### TASK REQUIREMENTS:
Transcribe the listing that follows in full, omitting pictures.
——
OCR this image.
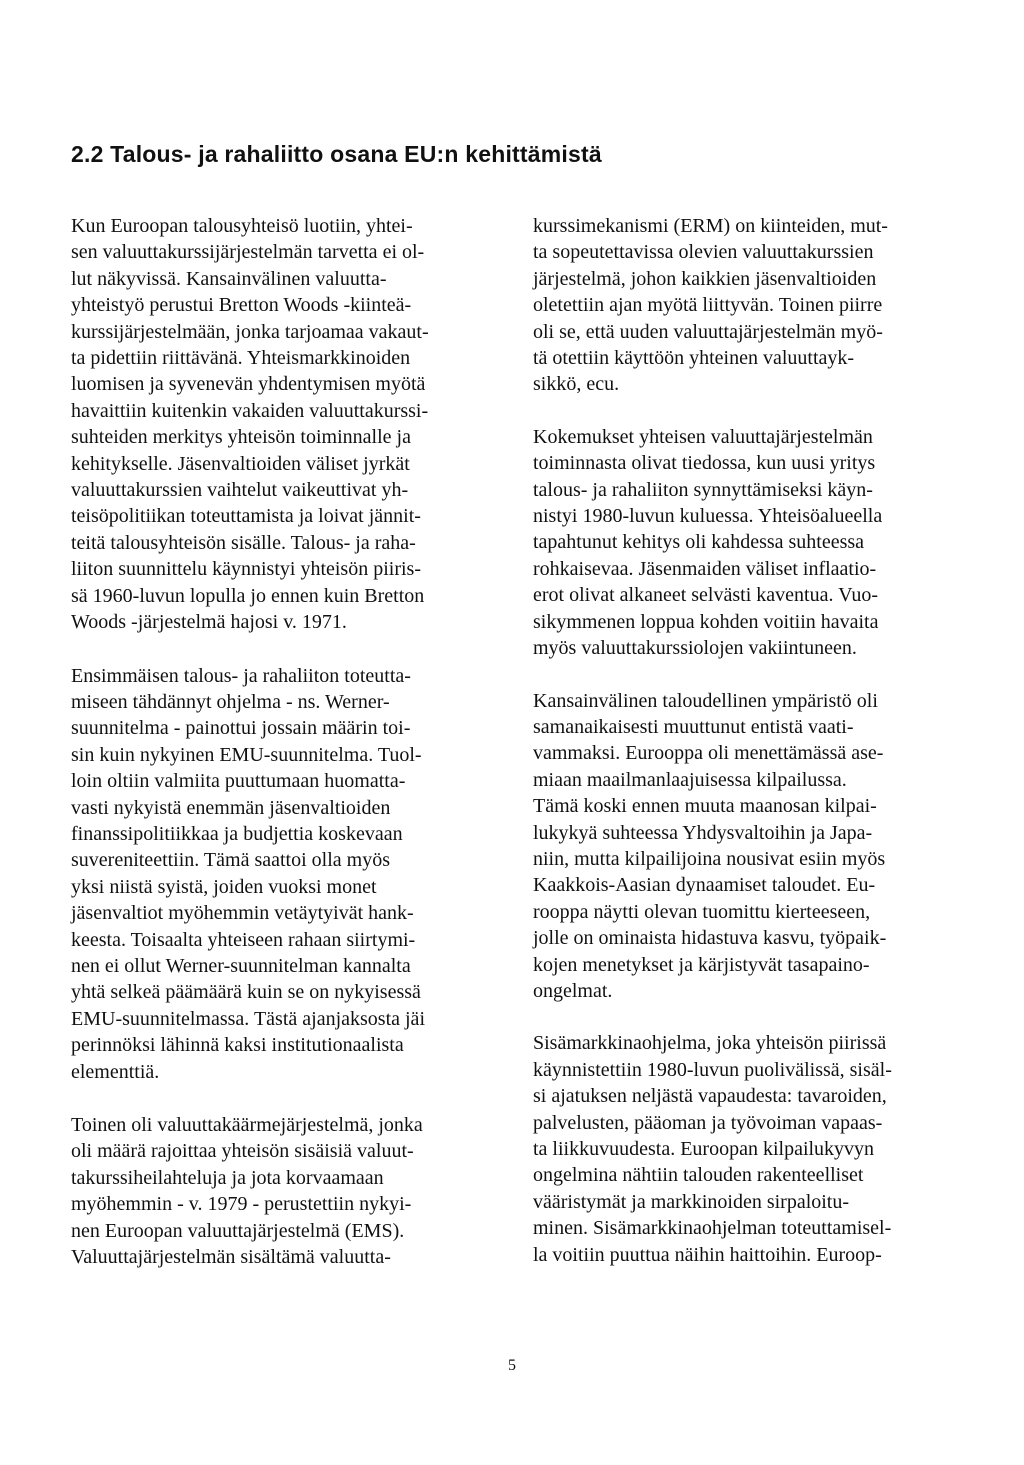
2.2 Talous- ja rahaliitto osana EU:n kehittämistä

Kun Euroopan talousyhteisö luotiin, yhtei-
sen valuuttakurssijärjestelmän tarvetta ei ol-
lut näkyvissä. Kansainvälinen valuutta-
yhteistyö perustui Bretton Woods -kiinteä-
kurssijärjestelmään, jonka tarjoamaa vakaut-
ta pidettiin riittävänä. Yhteismarkkinoiden
luomisen ja syvenevän yhdentymisen myötä
havaittiin kuitenkin vakaiden valuuttakurssi-
suhteiden merkitys yhteisön toiminnalle ja
kehitykselle. Jäsenvaltioiden väliset jyrkät
valuuttakurssien vaihtelut vaikeuttivat yh-
teisöpolitiikan toteuttamista ja loivat jännit-
teitä talousyhteisön sisälle. Talous- ja raha-
liiton suunnittelu käynnistyi yhteisön piiris-
sä 1960-luvun lopulla jo ennen kuin Bretton
Woods -järjestelmä hajosi v. 1971.

Ensimmäisen talous- ja rahaliiton toteutta-
miseen tähdännyt ohjelma - ns. Werner-
suunnitelma - painottui jossain määrin toi-
sin kuin nykyinen EMU-suunnitelma. Tuol-
loin oltiin valmiita puuttumaan huomatta-
vasti nykyistä enemmän jäsenvaltioiden
finanssipolitiikkaa ja budjettia koskevaan
suvereniteettiin. Tämä saattoi olla myös
yksi niistä syistä, joiden vuoksi monet
jäsenvaltiot myöhemmin vetäytyivät hank-
keesta. Toisaalta yhteiseen rahaan siirtymi-
nen ei ollut Werner-suunnitelman kannalta
yhtä selkeä päämäärä kuin se on nykyisessä
EMU-suunnitelmassa. Tästä ajanjaksosta jäi
perinnöksi lähinnä kaksi institutionaalista
elementtiä.

Toinen oli valuuttakäärmejärjestelmä, jonka
oli määrä rajoittaa yhteisön sisäisiä valuut-
takurssiheilahteluja ja jota korvaamaan
myöhemmin - v. 1979 - perustettiin nykyi-
nen Euroopan valuuttajärjestelmä (EMS).
Valuuttajärjestelmän sisältämä valuutta-

kurssimekanismi (ERM) on kiinteiden, mut-
ta sopeutettavissa olevien valuuttakurssien
järjestelmä, johon kaikkien jäsenvaltioiden
oletettiin ajan myötä liittyvän. Toinen piirre
oli se, että uuden valuuttajärjestelmän myö-
tä otettiin käyttöön yhteinen valuuttayk-
sikkö, ecu.

Kokemukset yhteisen valuuttajärjestelmän
toiminnasta olivat tiedossa, kun uusi yritys
talous- ja rahaliiton synnyttämiseksi käyn-
nistyi 1980-luvun kuluessa. Yhteisöalueella
tapahtunut kehitys oli kahdessa suhteessa
rohkaisevaa. Jäsenmaiden väliset inflaatio-
erot olivat alkaneet selvästi kaventua. Vuo-
sikymmenen loppua kohden voitiin havaita
myös valuuttakurssiolojen vakiintuneen.

Kansainvälinen taloudellinen ympäristö oli
samanaikaisesti muuttunut entistä vaati-
vammaksi. Eurooppa oli menettämässä ase-
miaan maailmanlaajuisessa kilpailussa.
Tämä koski ennen muuta maanosan kilpai-
lukykyä suhteessa Yhdysvaltoihin ja Japa-
niin, mutta kilpailijoina nousivat esiin myös
Kaakkois-Aasian dynaamiset taloudet. Eu-
rooppa näytti olevan tuomittu kierteeseen,
jolle on ominaista hidastuva kasvu, työpaik-
kojen menetykset ja kärjistyvät tasapaino-
ongelmat.

Sisämarkkinaohjelma, joka yhteisön piirissä
käynnistettiin 1980-luvun puolivälissä, sisäl-
si ajatuksen neljästä vapaudesta: tavaroiden,
palvelusten, pääoman ja työvoiman vapaas-
ta liikkuvuudesta. Euroopan kilpailukyvyn
ongelmina nähtiin talouden rakenteelliset
vääristymät ja markkinoiden sirpaloitu-
minen. Sisämarkkinaohjelman toteuttamisel-
la voitiin puuttua näihin haittoihin. Euroop-

5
——
### SOLUTION TO THIS PROBLEM:
OCR this image.
2.2 Talous- ja rahaliitto osana EU:n kehittämistä

Kun Euroopan talousyhteisö luotiin, yhtei-
sen valuuttakurssijärjestelmän tarvetta ei ol-
lut näkyvissä. Kansainvälinen valuutta-
yhteistyö perustui Bretton Woods -kiinteä-
kurssijärjestelmään, jonka tarjoamaa vakaut-
ta pidettiin riittävänä. Yhteismarkkinoiden
luomisen ja syvenevän yhdentymisen myötä
havaittiin kuitenkin vakaiden valuuttakurssi-
suhteiden merkitys yhteisön toiminnalle ja
kehitykselle. Jäsenvaltioiden väliset jyrkät
valuuttakurssien vaihtelut vaikeuttivat yh-
teisöpolitiikan toteuttamista ja loivat jännit-
teitä talousyhteisön sisälle. Talous- ja raha-
liiton suunnittelu käynnistyi yhteisön piiris-
sä 1960-luvun lopulla jo ennen kuin Bretton
Woods -järjestelmä hajosi v. 1971.

Ensimmäisen talous- ja rahaliiton toteutta-
miseen tähdännyt ohjelma - ns. Werner-
suunnitelma - painottui jossain määrin toi-
sin kuin nykyinen EMU-suunnitelma. Tuol-
loin oltiin valmiita puuttumaan huomatta-
vasti nykyistä enemmän jäsenvaltioiden
finanssipolitiikkaa ja budjettia koskevaan
suvereniteettiin. Tämä saattoi olla myös
yksi niistä syistä, joiden vuoksi monet
jäsenvaltiot myöhemmin vetäytyivät hank-
keesta. Toisaalta yhteiseen rahaan siirtymi-
nen ei ollut Werner-suunnitelman kannalta
yhtä selkeä päämäärä kuin se on nykyisessä
EMU-suunnitelmassa. Tästä ajanjaksosta jäi
perinnöksi lähinnä kaksi institutionaalista
elementtiä.

Toinen oli valuuttakäärmejärjestelmä, jonka
oli määrä rajoittaa yhteisön sisäisiä valuut-
takurssiheilahteluja ja jota korvaamaan
myöhemmin - v. 1979 - perustettiin nykyi-
nen Euroopan valuuttajärjestelmä (EMS).
Valuuttajärjestelmän sisältämä valuutta-

kurssimekanismi (ERM) on kiinteiden, mut-
ta sopeutettavissa olevien valuuttakurssien
järjestelmä, johon kaikkien jäsenvaltioiden
oletettiin ajan myötä liittyvän. Toinen piirre
oli se, että uuden valuuttajärjestelmän myö-
tä otettiin käyttöön yhteinen valuuttayk-
sikkö, ecu.

Kokemukset yhteisen valuuttajärjestelmän
toiminnasta olivat tiedossa, kun uusi yritys
talous- ja rahaliiton synnyttämiseksi käyn-
nistyi 1980-luvun kuluessa. Yhteisöalueella
tapahtunut kehitys oli kahdessa suhteessa
rohkaisevaa. Jäsenmaiden väliset inflaatio-
erot olivat alkaneet selvästi kaventua. Vuo-
sikymmenen loppua kohden voitiin havaita
myös valuuttakurssiolojen vakiintuneen.

Kansainvälinen taloudellinen ympäristö oli
samanaikaisesti muuttunut entistä vaati-
vammaksi. Eurooppa oli menettämässä ase-
miaan maailmanlaajuisessa kilpailussa.
Tämä koski ennen muuta maanosan kilpai-
lukykyä suhteessa Yhdysvaltoihin ja Japa-
niin, mutta kilpailijoina nousivat esiin myös
Kaakkois-Aasian dynaamiset taloudet. Eu-
rooppa näytti olevan tuomittu kierteeseen,
jolle on ominaista hidastuva kasvu, työpaik-
kojen menetykset ja kärjistyvät tasapaino-
ongelmat.

Sisämarkkinaohjelma, joka yhteisön piirissä
käynnistettiin 1980-luvun puolivälissä, sisäl-
si ajatuksen neljästä vapaudesta: tavaroiden,
palvelusten, pääoman ja työvoiman vapaas-
ta liikkuvuudesta. Euroopan kilpailukyvyn
ongelmina nähtiin talouden rakenteelliset
vääristymät ja markkinoiden sirpaloitu-
minen. Sisämarkkinaohjelman toteuttamisel-
la voitiin puuttua näihin haittoihin. Euroop-

5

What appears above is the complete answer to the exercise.